WORKING DATA:
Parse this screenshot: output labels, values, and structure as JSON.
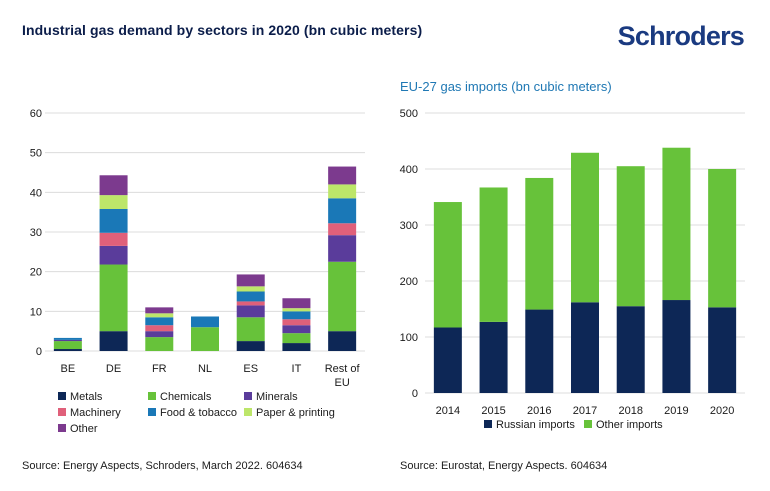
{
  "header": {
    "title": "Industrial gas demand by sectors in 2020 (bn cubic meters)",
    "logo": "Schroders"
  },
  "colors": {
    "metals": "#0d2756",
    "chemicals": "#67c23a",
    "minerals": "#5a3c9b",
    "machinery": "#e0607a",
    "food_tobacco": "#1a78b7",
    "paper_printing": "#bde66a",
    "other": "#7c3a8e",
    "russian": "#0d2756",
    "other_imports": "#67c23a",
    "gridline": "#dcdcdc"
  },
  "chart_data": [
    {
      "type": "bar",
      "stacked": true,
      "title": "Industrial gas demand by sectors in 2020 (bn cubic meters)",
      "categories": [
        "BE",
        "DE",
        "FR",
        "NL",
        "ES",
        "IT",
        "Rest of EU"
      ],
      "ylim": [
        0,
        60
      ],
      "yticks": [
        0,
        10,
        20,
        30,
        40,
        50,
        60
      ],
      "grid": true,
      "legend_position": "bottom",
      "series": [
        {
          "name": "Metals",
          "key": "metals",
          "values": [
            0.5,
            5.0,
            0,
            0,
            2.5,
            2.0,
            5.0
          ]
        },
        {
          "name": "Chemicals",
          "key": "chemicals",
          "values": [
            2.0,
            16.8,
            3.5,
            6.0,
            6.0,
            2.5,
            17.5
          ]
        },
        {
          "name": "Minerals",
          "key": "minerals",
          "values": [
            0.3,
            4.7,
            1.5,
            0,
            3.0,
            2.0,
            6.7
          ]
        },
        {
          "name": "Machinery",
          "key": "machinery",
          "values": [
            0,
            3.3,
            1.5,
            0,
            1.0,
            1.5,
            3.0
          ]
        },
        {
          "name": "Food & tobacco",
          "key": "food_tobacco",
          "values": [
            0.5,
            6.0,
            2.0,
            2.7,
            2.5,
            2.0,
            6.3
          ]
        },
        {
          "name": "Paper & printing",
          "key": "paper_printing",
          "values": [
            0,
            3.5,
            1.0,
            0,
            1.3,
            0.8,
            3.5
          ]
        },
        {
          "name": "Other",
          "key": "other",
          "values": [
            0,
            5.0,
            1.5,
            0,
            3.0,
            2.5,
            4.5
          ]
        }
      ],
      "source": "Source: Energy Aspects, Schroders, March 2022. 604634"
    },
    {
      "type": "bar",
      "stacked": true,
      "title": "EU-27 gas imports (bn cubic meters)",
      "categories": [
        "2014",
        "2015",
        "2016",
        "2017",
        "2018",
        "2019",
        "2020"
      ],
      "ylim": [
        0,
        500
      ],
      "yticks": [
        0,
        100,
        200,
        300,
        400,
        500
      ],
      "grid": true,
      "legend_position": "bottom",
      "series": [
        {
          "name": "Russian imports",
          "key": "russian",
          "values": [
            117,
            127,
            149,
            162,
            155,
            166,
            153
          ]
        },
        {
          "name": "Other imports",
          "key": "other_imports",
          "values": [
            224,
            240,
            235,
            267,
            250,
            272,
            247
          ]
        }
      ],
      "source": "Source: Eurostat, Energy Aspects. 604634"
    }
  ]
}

--

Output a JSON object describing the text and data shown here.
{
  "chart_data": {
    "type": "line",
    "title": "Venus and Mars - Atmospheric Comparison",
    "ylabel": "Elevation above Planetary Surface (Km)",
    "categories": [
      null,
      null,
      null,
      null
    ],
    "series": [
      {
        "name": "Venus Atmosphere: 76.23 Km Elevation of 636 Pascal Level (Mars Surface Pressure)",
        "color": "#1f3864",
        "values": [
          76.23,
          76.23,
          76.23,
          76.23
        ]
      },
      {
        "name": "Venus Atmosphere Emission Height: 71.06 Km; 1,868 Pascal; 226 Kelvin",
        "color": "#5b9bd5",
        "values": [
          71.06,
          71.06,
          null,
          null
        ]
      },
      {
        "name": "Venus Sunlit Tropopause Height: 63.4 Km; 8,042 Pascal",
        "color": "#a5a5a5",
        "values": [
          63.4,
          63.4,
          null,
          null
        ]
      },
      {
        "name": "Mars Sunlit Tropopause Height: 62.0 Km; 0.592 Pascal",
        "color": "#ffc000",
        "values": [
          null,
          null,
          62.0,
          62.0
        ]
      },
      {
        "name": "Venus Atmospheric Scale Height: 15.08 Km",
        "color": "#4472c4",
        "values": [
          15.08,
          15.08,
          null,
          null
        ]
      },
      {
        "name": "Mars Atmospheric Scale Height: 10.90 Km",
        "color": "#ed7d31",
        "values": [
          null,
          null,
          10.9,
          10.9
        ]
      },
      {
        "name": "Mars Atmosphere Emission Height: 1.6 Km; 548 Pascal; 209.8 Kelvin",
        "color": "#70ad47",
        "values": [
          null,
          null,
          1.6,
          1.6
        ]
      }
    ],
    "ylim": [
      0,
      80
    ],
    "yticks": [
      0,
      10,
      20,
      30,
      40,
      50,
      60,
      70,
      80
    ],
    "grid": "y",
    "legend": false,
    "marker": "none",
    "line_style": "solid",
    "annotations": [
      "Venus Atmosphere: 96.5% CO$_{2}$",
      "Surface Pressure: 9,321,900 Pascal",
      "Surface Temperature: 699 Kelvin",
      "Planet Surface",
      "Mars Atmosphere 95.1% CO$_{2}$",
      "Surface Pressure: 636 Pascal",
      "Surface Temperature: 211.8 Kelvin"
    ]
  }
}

PROBLEM TO WORK ON:
Show every line above in which the word "Height" occurs.

OUTPUT FOR THIS EXERCISE:
        "name": "Venus Atmosphere Emission Height: 71.06 Km; 1,868 Pascal; 226 Kelvin",
        "name": "Venus Sunlit Tropopause Height: 63.4 Km; 8,042 Pascal",
        "name": "Mars Sunlit Tropopause Height: 62.0 Km; 0.592 Pascal",
        "name": "Venus Atmospheric Scale Height: 15.08 Km",
        "name": "Mars Atmospheric Scale Height: 10.90 Km",
        "name": "Mars Atmosphere Emission Height: 1.6 Km; 548 Pascal; 209.8 Kelvin",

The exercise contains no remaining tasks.